Extracted records
*****
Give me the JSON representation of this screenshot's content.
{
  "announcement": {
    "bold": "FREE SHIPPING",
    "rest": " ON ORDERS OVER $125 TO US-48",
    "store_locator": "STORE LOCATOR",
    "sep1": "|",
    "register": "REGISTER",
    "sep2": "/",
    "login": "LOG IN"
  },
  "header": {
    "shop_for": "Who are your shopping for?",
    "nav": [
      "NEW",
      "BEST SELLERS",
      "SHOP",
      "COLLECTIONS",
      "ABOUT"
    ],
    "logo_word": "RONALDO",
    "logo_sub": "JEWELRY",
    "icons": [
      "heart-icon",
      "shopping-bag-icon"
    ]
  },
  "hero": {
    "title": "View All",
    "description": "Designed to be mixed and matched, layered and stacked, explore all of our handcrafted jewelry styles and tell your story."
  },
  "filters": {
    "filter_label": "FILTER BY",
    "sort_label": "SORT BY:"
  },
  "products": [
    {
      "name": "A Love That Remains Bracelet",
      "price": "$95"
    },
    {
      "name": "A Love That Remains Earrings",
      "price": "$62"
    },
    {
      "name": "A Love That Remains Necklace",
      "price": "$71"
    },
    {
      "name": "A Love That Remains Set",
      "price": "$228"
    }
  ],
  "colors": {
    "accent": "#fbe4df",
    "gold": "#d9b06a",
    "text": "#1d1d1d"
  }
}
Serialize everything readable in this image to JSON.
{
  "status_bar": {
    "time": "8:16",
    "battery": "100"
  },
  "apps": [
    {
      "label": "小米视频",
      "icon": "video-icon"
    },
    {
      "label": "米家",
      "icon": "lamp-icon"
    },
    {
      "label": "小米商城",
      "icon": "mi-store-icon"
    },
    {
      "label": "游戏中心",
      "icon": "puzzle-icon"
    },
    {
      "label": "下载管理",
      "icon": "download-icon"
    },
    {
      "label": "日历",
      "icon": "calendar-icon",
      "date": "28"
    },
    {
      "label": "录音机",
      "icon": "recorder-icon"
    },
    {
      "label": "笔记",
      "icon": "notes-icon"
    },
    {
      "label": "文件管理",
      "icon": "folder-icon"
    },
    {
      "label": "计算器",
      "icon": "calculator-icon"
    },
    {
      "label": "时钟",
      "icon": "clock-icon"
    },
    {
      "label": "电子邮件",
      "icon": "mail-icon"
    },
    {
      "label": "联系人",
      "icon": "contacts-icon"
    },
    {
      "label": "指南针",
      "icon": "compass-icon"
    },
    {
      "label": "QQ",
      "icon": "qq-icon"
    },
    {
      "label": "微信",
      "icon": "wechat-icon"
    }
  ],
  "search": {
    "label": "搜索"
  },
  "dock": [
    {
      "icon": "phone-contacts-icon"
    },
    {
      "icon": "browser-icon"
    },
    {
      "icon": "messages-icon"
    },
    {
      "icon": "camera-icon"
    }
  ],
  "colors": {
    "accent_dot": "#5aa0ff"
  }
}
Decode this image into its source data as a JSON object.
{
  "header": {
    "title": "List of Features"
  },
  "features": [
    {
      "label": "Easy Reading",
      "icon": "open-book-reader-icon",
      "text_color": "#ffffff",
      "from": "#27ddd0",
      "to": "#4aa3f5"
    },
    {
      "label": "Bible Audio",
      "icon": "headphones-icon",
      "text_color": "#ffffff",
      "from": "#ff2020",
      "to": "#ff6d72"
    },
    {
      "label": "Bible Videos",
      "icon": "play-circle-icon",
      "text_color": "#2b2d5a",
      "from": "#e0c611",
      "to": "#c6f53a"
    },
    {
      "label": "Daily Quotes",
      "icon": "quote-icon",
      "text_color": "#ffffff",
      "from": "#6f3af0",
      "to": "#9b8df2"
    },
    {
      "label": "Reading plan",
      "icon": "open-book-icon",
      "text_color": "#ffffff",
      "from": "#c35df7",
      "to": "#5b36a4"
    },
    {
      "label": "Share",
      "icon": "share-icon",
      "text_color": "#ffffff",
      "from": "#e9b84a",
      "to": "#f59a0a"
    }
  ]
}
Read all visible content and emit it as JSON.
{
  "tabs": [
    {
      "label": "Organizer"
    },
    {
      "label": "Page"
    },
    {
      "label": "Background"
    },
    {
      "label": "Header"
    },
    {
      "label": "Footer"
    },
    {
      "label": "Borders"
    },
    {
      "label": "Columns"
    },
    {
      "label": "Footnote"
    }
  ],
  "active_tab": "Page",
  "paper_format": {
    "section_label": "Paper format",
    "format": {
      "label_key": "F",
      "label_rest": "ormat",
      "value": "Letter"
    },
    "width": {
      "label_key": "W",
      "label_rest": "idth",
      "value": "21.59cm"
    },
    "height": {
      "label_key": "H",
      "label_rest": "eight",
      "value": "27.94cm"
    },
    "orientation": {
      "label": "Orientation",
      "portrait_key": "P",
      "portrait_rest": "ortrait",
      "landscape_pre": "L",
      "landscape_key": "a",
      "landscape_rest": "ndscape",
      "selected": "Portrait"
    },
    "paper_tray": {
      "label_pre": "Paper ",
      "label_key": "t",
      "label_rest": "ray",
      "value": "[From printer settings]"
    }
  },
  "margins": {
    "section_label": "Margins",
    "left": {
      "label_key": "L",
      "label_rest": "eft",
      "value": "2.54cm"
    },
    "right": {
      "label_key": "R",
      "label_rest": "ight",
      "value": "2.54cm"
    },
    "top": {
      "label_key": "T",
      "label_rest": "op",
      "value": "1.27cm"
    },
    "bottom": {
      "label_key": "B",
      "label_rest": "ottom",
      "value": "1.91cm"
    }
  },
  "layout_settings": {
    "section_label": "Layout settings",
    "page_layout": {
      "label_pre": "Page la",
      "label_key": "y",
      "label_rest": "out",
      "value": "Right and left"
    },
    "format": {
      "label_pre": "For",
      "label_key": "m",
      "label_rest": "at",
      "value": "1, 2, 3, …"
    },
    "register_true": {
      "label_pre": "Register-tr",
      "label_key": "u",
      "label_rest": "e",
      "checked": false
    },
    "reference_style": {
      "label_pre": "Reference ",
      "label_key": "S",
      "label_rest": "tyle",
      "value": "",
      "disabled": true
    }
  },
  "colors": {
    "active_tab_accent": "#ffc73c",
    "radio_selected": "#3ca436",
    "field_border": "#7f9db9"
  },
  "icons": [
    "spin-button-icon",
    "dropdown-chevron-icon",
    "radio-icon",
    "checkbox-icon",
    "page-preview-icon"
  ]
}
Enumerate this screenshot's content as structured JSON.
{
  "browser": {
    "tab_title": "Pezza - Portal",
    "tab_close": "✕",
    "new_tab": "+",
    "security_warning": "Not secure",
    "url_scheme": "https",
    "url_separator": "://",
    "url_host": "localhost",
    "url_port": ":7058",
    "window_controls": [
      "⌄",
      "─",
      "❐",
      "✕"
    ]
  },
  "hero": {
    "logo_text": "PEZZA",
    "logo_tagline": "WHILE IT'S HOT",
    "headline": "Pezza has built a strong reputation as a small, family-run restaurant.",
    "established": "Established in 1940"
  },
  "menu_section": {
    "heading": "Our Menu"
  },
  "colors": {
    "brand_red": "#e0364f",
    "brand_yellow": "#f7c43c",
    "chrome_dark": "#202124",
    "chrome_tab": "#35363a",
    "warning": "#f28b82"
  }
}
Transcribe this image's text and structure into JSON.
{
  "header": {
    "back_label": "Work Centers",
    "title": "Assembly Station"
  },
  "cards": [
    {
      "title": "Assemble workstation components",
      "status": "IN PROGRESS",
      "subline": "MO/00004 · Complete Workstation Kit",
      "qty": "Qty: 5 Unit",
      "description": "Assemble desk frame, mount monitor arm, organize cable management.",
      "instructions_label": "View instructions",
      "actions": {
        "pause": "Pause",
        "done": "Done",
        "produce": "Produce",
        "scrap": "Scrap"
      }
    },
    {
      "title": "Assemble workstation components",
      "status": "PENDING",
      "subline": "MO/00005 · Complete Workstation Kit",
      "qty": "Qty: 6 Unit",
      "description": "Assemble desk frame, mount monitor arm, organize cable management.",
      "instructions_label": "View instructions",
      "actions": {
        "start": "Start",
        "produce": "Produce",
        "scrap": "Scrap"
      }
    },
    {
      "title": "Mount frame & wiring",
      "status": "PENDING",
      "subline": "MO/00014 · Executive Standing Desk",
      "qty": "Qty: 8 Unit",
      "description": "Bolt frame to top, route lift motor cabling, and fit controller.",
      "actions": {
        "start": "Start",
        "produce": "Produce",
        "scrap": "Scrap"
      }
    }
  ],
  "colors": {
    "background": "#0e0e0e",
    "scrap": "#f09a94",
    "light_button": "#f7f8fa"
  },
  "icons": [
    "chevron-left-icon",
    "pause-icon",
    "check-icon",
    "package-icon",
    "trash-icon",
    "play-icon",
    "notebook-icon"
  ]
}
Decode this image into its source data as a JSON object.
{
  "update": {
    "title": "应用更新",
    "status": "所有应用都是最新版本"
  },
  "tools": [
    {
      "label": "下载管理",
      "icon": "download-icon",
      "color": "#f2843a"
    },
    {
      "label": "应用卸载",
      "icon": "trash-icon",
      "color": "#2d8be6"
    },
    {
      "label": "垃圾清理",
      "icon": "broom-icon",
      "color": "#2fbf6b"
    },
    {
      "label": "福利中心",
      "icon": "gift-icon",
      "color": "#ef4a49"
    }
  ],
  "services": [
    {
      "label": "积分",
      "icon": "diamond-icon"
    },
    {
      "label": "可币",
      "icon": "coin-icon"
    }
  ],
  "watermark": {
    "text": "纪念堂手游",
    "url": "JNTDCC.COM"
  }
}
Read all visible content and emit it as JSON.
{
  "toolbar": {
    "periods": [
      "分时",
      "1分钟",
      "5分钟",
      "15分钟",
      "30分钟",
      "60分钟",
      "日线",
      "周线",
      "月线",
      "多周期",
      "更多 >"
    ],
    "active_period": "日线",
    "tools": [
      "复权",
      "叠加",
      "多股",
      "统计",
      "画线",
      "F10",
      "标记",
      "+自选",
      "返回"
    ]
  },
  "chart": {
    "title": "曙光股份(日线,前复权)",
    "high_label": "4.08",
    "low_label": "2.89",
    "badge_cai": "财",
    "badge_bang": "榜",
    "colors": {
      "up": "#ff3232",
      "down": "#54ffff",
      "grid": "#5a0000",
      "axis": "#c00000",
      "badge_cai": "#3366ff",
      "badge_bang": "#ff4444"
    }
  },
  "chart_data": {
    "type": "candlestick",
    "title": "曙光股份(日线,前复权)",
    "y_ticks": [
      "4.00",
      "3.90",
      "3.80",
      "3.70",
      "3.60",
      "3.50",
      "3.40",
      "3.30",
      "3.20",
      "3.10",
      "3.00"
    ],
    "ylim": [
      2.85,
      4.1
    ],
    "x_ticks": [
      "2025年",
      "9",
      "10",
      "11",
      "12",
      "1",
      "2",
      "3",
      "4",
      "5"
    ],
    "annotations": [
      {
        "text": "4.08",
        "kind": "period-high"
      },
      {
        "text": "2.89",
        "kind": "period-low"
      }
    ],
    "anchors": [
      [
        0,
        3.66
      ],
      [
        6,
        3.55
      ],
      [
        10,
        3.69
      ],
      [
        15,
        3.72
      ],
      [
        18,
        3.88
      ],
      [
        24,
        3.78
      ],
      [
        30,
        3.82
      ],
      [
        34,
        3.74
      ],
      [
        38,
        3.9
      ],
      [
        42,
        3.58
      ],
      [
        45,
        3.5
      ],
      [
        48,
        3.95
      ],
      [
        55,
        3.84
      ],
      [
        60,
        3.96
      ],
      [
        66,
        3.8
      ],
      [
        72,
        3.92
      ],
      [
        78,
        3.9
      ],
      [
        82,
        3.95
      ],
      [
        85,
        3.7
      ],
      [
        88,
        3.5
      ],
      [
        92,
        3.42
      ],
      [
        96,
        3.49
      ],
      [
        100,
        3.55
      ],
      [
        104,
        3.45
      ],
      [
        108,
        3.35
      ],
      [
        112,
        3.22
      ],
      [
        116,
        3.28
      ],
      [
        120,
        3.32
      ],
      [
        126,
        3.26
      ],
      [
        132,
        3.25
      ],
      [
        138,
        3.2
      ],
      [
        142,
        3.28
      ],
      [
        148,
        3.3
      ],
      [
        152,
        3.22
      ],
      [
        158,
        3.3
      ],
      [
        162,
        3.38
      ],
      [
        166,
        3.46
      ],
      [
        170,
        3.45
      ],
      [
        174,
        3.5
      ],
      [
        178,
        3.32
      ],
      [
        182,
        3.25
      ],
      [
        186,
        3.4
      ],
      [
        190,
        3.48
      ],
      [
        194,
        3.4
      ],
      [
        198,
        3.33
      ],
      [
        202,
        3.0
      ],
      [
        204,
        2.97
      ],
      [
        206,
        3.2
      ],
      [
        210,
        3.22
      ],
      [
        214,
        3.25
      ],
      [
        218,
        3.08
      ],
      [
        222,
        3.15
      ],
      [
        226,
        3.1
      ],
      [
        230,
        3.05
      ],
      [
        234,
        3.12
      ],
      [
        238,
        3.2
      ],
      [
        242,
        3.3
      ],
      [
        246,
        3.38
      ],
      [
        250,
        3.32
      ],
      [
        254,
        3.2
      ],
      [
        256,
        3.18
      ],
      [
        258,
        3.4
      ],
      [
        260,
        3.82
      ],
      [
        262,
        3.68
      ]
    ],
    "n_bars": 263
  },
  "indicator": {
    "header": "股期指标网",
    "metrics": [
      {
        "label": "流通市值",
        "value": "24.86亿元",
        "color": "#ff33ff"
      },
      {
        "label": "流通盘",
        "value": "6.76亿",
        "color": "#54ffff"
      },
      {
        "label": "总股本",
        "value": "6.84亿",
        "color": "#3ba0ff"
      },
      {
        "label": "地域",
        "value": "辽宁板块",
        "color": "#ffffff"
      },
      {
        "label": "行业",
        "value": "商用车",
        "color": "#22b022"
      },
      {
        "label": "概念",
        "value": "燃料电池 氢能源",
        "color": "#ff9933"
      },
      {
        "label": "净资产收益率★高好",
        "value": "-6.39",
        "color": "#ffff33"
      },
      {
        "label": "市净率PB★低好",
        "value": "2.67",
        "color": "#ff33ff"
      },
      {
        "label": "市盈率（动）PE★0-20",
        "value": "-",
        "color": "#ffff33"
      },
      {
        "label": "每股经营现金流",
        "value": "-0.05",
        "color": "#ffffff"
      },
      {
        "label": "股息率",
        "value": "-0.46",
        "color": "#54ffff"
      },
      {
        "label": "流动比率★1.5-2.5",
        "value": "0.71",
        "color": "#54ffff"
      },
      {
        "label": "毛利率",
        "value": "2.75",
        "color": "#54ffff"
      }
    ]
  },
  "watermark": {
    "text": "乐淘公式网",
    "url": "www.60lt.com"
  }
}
*****
#### EXERCISE BRIEF
Your answer should be one number: the count of lines in the data above that include the word "Remains".

#### SOLVED PROBLEM
4